• WORK INSTRUCTIONS: Determine the count of lines in the following entries that contain the string "table". Write only the number.

[Element data from apps and pages]

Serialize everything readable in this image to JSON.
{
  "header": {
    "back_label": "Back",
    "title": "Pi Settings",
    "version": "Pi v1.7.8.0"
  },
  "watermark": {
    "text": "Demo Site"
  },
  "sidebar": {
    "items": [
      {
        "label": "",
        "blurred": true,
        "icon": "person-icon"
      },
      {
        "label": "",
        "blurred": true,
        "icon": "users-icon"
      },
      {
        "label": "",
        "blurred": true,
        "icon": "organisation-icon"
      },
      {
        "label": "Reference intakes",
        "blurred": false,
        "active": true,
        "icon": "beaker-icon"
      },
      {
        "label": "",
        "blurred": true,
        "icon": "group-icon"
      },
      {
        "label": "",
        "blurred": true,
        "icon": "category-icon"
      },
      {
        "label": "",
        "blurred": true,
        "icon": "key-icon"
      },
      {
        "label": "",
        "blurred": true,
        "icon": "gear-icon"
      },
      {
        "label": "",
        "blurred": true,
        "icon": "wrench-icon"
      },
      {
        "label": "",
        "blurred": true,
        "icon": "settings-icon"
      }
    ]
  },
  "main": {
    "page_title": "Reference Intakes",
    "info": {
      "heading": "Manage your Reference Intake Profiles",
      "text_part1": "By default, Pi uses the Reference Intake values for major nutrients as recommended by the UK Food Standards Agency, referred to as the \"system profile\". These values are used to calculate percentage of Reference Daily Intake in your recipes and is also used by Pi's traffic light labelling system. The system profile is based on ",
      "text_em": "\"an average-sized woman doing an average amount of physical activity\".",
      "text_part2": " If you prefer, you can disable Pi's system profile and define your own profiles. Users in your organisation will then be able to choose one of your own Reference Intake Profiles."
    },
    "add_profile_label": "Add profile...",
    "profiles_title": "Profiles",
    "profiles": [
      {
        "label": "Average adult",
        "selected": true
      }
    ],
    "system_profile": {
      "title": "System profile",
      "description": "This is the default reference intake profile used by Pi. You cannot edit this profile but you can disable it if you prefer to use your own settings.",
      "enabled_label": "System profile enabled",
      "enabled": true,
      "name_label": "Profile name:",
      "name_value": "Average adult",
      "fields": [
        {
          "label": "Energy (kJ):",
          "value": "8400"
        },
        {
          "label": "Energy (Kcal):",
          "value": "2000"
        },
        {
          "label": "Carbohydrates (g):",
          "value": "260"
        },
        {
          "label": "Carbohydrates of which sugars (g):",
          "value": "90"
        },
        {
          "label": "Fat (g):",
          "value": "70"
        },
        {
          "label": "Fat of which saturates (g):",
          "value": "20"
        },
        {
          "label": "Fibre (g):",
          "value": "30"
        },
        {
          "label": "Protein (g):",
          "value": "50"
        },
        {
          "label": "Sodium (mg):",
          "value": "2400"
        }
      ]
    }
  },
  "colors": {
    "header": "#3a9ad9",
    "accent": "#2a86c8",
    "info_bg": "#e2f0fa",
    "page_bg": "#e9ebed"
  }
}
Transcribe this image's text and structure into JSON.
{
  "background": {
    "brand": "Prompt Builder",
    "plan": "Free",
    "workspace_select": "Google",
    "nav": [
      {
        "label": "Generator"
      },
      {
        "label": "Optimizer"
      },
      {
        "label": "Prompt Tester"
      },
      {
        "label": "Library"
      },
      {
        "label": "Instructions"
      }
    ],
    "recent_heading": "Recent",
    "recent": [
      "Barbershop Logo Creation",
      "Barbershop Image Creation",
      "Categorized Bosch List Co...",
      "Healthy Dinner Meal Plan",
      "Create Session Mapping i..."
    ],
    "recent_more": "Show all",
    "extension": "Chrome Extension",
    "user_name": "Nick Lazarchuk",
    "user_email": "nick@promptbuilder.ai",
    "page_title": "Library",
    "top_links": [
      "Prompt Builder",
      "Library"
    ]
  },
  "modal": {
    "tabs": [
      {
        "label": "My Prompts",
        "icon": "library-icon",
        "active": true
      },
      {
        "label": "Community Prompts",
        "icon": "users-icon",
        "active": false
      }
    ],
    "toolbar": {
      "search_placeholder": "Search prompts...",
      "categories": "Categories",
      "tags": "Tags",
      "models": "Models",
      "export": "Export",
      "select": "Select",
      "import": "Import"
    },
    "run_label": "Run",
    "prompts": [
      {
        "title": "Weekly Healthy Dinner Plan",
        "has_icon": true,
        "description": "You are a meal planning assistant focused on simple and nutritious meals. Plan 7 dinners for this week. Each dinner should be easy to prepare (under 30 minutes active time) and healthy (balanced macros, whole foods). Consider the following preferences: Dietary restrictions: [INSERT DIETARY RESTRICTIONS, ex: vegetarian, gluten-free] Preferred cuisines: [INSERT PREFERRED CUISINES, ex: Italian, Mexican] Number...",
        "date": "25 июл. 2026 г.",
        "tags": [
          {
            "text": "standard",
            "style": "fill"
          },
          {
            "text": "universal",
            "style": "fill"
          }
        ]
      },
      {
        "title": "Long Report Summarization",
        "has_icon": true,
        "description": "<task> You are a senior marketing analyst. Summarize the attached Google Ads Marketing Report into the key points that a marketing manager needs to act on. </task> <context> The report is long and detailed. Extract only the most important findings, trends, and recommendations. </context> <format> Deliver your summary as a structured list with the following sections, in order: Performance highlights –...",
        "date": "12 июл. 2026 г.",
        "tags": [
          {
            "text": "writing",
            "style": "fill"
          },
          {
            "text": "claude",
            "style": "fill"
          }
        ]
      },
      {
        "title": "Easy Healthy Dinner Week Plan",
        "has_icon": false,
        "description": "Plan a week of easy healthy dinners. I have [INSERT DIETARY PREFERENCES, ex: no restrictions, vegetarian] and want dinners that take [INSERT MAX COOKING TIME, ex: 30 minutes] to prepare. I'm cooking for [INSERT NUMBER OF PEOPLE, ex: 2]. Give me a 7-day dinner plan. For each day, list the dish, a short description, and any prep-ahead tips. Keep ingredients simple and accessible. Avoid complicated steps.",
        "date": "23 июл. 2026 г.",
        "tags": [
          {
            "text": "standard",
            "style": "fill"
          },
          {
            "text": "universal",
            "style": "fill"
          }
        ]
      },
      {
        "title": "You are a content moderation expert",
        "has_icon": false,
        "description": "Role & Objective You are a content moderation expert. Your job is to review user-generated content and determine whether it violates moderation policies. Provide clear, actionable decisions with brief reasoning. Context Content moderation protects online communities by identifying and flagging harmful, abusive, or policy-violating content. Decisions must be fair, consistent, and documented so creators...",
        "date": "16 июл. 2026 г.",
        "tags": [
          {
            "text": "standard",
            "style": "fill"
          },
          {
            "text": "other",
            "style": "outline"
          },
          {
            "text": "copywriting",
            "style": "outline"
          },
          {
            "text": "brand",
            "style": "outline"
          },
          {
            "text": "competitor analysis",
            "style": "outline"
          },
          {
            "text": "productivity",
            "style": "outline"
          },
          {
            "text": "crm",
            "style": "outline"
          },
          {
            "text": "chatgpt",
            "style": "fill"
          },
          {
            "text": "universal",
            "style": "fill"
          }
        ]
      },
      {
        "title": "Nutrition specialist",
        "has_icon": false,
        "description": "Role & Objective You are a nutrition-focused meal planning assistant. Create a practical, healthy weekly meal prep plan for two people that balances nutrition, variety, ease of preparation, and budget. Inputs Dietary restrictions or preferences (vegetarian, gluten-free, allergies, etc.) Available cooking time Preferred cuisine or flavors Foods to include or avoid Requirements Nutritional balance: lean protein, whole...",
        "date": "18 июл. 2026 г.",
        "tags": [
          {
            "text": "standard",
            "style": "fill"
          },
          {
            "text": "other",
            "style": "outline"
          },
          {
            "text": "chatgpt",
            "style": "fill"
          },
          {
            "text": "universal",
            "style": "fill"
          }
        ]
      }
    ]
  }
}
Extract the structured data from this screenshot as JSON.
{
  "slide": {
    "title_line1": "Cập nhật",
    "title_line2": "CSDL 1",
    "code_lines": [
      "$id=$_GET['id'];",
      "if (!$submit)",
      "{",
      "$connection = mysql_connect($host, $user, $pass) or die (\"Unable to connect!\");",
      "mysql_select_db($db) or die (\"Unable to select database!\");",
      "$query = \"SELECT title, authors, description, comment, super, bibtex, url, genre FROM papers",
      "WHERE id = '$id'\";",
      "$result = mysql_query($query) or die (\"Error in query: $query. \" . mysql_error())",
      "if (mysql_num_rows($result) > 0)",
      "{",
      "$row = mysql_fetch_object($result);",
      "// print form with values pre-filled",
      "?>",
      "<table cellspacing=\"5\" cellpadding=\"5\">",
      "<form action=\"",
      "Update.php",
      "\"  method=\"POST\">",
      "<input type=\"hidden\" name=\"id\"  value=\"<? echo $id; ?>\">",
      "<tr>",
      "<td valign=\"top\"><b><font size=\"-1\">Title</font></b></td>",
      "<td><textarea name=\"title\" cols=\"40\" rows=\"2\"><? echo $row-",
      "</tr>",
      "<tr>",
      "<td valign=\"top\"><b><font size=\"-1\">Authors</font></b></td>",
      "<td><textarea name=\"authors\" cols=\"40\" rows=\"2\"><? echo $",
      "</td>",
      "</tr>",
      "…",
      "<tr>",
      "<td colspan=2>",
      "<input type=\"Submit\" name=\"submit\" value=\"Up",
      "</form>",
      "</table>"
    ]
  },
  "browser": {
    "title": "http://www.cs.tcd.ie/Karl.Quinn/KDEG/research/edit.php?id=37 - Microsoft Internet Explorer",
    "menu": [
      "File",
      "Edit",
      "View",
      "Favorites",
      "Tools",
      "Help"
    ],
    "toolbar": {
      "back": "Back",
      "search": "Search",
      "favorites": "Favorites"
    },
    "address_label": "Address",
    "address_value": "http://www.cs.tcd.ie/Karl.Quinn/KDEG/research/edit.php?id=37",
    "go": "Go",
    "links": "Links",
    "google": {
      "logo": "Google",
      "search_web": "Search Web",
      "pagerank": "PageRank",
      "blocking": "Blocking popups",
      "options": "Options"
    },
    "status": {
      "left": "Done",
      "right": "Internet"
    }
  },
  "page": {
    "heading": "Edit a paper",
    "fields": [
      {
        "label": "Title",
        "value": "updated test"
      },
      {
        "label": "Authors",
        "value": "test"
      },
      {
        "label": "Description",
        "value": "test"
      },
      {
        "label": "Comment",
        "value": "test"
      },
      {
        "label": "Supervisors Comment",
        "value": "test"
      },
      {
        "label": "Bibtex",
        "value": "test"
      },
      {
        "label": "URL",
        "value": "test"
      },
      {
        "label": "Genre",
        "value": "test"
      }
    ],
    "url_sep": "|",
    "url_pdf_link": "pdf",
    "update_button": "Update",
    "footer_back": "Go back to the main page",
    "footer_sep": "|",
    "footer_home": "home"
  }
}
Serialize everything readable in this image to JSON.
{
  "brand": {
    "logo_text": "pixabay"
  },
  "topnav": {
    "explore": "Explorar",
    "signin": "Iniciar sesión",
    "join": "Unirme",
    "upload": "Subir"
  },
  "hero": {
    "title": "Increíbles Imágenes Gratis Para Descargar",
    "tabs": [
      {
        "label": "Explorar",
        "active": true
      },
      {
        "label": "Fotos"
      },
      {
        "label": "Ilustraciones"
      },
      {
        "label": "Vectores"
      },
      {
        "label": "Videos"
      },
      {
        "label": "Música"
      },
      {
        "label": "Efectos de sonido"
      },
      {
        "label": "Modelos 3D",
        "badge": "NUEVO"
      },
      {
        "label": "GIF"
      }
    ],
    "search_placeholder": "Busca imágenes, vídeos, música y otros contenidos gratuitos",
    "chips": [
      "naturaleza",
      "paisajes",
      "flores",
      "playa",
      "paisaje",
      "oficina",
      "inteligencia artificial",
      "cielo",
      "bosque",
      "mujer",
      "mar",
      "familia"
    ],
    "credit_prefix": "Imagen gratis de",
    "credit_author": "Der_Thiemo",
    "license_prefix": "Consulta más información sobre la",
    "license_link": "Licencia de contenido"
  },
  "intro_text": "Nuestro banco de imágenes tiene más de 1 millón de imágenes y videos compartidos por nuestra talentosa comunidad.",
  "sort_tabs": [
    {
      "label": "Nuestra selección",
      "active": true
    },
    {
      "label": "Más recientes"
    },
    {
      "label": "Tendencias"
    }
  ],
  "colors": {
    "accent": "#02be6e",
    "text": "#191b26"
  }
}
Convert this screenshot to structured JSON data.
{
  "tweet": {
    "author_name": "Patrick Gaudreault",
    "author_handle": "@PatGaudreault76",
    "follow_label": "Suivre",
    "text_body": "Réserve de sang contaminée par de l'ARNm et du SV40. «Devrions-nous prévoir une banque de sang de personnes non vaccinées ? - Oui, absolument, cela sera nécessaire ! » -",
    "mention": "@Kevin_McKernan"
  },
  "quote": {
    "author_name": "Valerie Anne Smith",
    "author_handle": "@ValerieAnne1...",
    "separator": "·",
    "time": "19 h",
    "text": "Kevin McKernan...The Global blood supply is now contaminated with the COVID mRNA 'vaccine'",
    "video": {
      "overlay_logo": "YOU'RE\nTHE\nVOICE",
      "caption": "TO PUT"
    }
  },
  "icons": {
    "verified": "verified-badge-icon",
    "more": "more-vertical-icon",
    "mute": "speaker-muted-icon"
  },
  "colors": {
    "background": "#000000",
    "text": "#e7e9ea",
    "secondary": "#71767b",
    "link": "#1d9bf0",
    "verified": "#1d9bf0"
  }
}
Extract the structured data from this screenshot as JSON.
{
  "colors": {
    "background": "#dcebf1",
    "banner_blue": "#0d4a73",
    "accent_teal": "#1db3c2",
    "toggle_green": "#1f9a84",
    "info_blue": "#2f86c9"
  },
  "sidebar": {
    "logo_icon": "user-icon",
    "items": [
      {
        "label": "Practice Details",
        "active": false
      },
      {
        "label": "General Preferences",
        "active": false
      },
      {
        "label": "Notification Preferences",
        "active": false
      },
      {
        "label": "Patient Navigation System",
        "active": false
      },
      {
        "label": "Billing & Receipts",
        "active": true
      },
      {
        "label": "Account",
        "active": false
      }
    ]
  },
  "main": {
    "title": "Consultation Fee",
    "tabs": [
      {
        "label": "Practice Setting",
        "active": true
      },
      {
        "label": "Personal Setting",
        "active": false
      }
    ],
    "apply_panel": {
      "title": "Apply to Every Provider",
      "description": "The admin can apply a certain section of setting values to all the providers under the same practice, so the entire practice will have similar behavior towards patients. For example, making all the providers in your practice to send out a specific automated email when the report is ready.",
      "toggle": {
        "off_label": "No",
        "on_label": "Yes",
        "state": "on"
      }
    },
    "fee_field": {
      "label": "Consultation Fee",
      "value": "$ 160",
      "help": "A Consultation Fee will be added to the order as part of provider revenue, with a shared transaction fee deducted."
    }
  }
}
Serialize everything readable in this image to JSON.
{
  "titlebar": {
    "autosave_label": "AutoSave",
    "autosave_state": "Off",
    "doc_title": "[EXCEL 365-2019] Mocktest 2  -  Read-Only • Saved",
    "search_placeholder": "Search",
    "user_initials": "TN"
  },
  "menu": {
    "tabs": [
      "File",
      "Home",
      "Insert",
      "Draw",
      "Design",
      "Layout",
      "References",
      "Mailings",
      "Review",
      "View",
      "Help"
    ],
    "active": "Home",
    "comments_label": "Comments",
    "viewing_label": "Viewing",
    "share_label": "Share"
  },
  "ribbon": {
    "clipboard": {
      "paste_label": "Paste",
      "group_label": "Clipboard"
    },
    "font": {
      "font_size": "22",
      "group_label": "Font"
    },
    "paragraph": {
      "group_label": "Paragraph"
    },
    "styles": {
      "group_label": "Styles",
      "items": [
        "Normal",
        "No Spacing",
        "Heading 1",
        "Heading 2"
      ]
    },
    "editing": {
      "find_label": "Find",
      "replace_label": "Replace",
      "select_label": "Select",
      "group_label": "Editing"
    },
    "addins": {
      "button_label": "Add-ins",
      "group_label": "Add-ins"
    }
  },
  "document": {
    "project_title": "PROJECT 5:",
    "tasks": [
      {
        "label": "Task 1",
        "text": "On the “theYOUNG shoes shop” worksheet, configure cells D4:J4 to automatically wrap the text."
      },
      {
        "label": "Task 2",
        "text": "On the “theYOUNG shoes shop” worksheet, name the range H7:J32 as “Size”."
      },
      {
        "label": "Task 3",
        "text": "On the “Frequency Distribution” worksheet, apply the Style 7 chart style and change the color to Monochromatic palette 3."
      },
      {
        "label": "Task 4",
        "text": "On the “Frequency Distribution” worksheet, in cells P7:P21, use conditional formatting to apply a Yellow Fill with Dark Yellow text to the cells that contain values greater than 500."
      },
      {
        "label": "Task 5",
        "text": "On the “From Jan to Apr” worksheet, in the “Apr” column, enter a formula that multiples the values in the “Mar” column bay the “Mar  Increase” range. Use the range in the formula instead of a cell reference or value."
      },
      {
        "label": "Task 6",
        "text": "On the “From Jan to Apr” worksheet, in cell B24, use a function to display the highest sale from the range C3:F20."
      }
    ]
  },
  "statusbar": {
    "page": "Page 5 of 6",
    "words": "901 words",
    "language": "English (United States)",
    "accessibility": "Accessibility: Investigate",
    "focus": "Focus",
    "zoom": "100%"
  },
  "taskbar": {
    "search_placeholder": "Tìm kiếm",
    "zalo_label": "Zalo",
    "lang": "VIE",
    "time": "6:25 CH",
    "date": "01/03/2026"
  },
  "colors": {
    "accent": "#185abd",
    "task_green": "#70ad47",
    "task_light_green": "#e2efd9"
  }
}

• EXERCISE ANSWER: 2